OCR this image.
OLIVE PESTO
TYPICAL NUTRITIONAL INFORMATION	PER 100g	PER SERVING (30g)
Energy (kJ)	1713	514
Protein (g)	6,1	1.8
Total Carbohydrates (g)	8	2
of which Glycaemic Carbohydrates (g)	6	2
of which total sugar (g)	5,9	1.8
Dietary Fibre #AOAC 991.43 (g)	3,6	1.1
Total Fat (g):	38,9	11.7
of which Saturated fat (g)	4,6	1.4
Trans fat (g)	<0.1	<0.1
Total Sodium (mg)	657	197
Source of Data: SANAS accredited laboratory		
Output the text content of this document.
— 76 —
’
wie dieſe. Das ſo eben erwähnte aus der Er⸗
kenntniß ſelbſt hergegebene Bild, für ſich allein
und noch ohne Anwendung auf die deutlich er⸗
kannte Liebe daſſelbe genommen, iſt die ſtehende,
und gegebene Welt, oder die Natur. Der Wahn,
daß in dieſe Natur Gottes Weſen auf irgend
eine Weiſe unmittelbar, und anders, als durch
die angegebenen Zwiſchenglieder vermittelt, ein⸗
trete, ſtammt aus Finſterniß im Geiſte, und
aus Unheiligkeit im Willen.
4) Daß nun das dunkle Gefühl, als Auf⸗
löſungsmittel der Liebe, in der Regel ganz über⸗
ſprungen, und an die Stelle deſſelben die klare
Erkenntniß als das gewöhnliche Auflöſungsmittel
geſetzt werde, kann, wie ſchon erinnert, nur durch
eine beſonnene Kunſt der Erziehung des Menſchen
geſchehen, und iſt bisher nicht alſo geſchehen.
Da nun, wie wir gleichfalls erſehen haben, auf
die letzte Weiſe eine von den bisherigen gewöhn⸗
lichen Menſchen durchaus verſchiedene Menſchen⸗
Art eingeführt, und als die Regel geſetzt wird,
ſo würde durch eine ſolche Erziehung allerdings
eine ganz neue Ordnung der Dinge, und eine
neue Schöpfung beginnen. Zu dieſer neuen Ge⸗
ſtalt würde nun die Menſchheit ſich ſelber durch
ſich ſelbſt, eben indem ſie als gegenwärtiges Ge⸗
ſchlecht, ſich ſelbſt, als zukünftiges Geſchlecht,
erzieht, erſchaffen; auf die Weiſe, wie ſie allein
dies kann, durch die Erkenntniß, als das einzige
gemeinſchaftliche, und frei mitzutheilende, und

***

◆ **About this task**: Find and copy each line of the listing above that holds the word "ſelbſt".

◆ **Worked solution**:
kenntniß ſelbſt hergegebene Bild, für ſich allein
ſich ſelbſt, eben indem ſie als gegenwärtiges Ge⸗
ſchlecht, ſich ſelbſt, als zukünftiges Geſchlecht,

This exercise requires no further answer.